What the task asks —
Copy each line in which the string "Override" occurs.

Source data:
***
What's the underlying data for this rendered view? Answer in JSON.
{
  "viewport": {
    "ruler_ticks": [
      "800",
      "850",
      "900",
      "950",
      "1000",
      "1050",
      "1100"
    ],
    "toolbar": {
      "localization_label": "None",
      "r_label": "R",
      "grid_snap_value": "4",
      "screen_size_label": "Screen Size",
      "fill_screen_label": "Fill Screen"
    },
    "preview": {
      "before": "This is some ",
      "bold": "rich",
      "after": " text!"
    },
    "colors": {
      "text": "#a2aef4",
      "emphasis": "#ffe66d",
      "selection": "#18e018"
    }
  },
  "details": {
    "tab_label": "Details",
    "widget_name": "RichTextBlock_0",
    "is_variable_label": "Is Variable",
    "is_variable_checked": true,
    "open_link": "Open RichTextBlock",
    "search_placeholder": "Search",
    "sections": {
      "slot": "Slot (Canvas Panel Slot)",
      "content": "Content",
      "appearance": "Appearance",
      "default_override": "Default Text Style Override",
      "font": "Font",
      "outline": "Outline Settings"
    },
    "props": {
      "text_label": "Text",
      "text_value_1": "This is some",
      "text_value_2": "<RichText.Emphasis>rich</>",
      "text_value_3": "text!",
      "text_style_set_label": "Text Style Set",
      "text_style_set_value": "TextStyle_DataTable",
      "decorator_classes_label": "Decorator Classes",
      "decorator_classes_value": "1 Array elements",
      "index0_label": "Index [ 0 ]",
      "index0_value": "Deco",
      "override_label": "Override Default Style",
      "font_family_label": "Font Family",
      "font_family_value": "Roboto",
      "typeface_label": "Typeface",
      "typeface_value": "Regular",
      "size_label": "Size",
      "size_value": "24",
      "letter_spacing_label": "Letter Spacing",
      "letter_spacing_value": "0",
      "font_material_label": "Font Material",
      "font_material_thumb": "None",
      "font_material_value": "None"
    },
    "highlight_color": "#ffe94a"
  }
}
***
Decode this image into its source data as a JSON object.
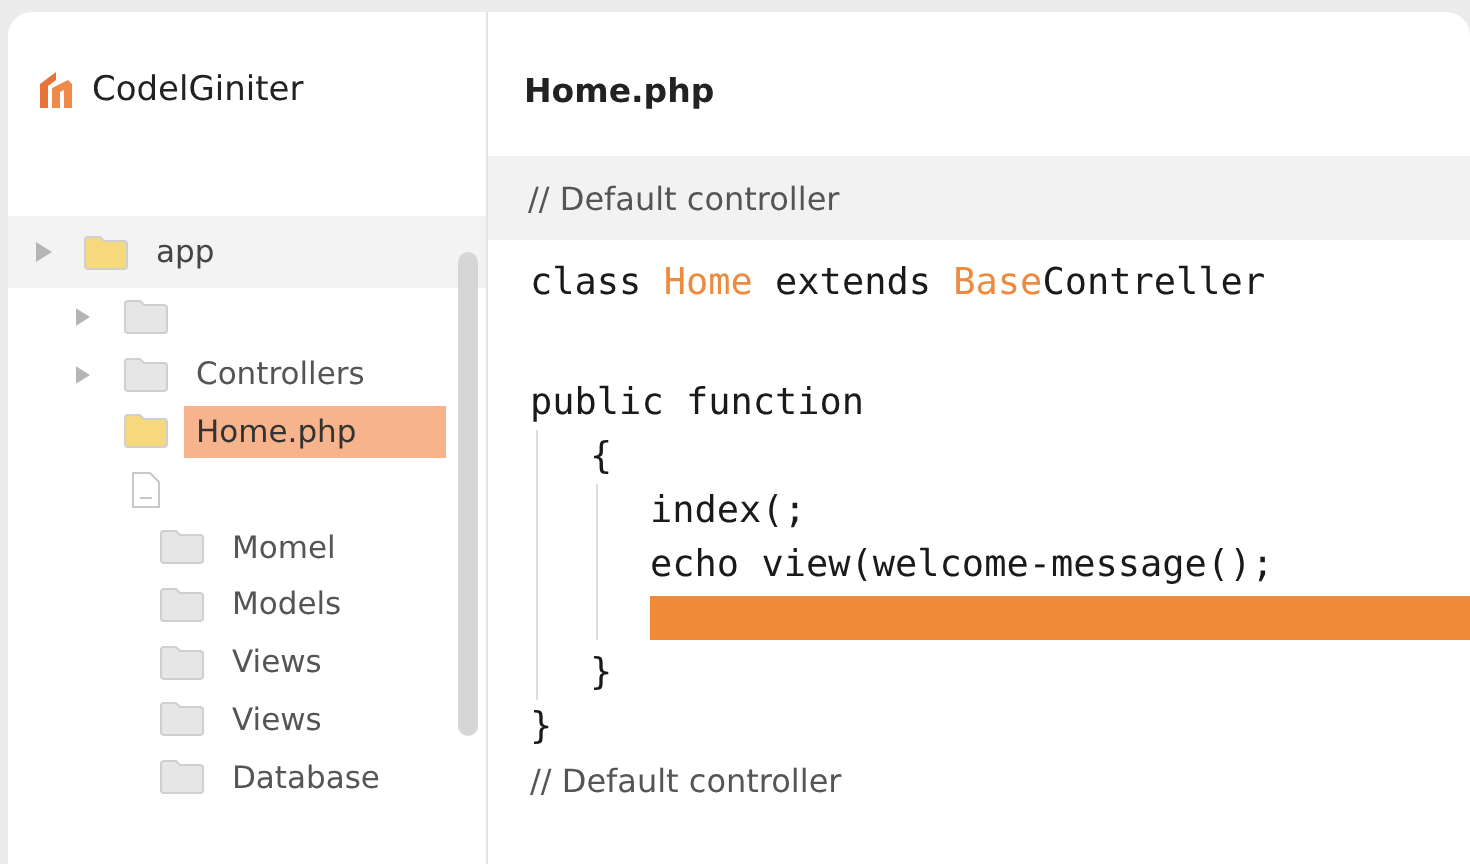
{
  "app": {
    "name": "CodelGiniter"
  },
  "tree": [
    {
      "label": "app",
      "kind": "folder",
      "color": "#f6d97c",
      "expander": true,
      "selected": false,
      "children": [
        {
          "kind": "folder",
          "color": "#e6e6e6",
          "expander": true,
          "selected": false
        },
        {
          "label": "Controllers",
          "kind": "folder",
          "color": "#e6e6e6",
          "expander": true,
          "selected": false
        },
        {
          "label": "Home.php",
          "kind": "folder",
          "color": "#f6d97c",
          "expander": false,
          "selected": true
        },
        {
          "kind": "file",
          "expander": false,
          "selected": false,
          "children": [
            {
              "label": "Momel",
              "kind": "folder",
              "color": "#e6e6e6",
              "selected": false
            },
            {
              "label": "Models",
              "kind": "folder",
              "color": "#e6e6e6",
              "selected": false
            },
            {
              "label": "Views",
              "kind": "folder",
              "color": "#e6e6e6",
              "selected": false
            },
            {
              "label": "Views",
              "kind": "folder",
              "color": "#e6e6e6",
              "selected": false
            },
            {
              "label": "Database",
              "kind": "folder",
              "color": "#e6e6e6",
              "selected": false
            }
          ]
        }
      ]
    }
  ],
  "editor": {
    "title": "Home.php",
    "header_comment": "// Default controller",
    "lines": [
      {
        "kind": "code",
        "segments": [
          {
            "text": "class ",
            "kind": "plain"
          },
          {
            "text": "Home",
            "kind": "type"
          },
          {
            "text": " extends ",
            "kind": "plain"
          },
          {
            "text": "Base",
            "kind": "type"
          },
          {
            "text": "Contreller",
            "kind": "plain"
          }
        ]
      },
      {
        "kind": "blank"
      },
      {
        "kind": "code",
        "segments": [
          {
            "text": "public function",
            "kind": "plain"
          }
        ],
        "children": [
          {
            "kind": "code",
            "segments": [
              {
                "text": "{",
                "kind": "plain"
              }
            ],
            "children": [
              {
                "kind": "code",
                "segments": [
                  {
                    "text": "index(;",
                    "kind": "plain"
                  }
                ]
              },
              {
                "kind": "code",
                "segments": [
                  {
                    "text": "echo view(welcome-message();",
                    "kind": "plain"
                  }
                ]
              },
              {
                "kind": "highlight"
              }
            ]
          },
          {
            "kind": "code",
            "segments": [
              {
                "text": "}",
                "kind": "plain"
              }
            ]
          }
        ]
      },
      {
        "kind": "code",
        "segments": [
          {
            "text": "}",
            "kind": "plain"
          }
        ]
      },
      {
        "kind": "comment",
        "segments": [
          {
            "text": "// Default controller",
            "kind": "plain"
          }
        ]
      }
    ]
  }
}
***
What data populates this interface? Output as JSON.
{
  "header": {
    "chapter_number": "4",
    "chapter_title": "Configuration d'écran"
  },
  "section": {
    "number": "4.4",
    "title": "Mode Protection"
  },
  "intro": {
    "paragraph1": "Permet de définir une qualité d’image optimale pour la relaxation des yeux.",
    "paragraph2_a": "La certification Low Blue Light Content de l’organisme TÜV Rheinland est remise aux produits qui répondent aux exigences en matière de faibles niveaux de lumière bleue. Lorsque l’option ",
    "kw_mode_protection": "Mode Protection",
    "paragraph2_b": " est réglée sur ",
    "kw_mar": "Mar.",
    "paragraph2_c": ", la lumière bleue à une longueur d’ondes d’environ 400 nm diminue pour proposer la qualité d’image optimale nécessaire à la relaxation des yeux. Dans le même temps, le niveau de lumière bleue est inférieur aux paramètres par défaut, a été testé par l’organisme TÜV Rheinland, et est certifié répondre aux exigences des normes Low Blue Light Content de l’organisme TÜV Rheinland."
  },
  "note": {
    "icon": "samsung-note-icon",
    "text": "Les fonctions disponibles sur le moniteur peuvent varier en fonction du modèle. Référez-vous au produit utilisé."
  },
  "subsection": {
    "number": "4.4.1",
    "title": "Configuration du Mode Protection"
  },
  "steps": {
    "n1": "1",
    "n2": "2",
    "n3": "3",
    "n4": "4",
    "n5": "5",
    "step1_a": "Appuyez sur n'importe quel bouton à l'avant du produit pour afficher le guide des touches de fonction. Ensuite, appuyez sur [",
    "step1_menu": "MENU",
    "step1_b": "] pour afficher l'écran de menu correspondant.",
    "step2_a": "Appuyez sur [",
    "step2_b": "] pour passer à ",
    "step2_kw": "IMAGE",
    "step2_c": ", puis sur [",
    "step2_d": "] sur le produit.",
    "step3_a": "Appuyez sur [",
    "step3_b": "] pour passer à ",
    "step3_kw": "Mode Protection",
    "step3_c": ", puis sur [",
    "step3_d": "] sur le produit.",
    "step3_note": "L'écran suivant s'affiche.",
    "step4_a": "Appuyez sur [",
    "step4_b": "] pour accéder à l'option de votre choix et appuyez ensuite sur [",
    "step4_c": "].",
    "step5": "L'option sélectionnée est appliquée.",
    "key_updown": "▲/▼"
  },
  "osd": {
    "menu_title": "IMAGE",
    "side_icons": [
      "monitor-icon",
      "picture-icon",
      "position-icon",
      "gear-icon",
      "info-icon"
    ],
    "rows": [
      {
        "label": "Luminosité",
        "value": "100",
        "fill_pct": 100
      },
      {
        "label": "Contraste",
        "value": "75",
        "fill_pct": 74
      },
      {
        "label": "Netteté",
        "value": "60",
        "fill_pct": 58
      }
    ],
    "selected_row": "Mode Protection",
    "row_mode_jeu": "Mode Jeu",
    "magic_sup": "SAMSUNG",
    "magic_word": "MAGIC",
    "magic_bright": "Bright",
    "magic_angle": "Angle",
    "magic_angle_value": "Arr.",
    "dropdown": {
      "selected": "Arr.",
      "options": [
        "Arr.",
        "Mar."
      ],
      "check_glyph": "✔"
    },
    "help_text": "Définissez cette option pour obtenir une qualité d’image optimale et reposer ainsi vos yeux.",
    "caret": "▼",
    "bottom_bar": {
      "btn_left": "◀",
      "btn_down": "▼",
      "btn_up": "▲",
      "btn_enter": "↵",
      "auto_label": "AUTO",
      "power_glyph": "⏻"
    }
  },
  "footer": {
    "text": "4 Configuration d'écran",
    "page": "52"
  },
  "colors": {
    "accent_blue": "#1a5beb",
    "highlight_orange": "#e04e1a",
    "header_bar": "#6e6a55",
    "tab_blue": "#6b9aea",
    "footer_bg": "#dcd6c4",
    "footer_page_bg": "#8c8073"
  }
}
***
Exercise output —
      "default_override": "Default Text Style Override",
      "override_label": "Override Default Style",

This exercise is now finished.